▶ WHAT THE TASK REQUIRES
Search the records for the word "Info" and pick out every line that has it.
+++ EXTRACTED ENTRIES
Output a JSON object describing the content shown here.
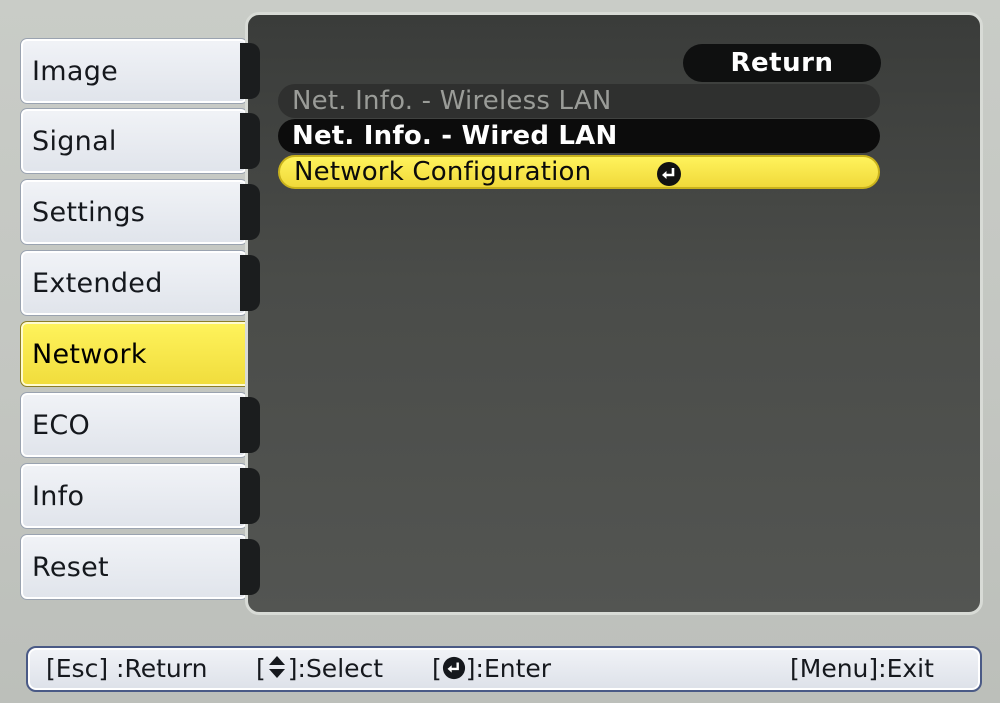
{
  "menu": {
    "tabs": [
      {
        "label": "Image"
      },
      {
        "label": "Signal"
      },
      {
        "label": "Settings"
      },
      {
        "label": "Extended"
      },
      {
        "label": "Network",
        "active": true
      },
      {
        "label": "ECO"
      },
      {
        "label": "Info"
      },
      {
        "label": "Reset"
      }
    ]
  },
  "panel": {
    "return_label": "Return",
    "items": [
      {
        "label": "Net. Info. - Wireless LAN",
        "state": "disabled"
      },
      {
        "label": "Net. Info. - Wired LAN",
        "state": "normal"
      },
      {
        "label": "Network Configuration",
        "state": "selected",
        "icon": "enter-icon"
      }
    ]
  },
  "footer": {
    "esc_key": "[Esc]",
    "esc_action": ":Return",
    "select_open": "[",
    "select_icon": "up-down-arrow-icon",
    "select_close": "]:Select",
    "enter_open": "[",
    "enter_icon": "enter-icon",
    "enter_close": "]:Enter",
    "menu_key": "[Menu]",
    "menu_action": ":Exit"
  },
  "colors": {
    "highlight": "#f3dd3e",
    "panel": "#474946",
    "tab": "#e6e9ef",
    "text": "#15181d"
  }
}
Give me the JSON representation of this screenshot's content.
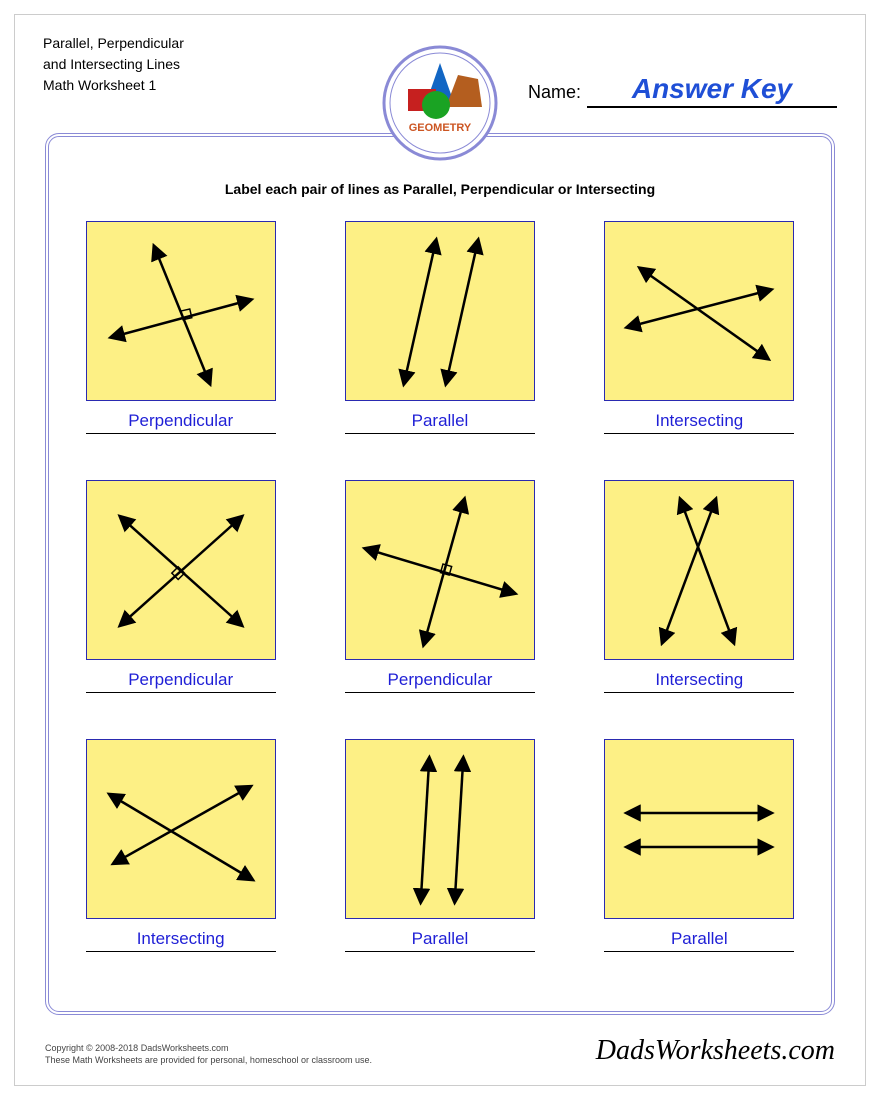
{
  "header": {
    "title_line1": "Parallel, Perpendicular",
    "title_line2": "and Intersecting Lines",
    "title_line3": "Math Worksheet 1",
    "logo_label": "GEOMETRY",
    "name_label": "Name:",
    "name_value": "Answer Key"
  },
  "instruction": "Label each pair of lines as Parallel, Perpendicular or Intersecting",
  "problems": [
    {
      "type": "perpendicular",
      "answer": "Perpendicular"
    },
    {
      "type": "parallel",
      "answer": "Parallel"
    },
    {
      "type": "intersecting",
      "answer": "Intersecting"
    },
    {
      "type": "perpendicular",
      "answer": "Perpendicular"
    },
    {
      "type": "perpendicular",
      "answer": "Perpendicular"
    },
    {
      "type": "intersecting",
      "answer": "Intersecting"
    },
    {
      "type": "intersecting",
      "answer": "Intersecting"
    },
    {
      "type": "parallel",
      "answer": "Parallel"
    },
    {
      "type": "parallel",
      "answer": "Parallel"
    }
  ],
  "footer": {
    "copyright": "Copyright © 2008-2018 DadsWorksheets.com",
    "note": "These Math Worksheets are provided for personal, homeschool or classroom use.",
    "brand": "DadsWorksheets.com"
  },
  "colors": {
    "accent_blue": "#1f4fd6",
    "frame": "#8a8ad6",
    "tile_bg": "#fdf085",
    "tile_border": "#2a2ab0"
  }
}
++++++
▶ RESULT FOR THIS EXERCISE
        "label": "Info"
        "label": "Net. Info. - Wireless LAN",
        "label": "Net. Info. - Wired LAN",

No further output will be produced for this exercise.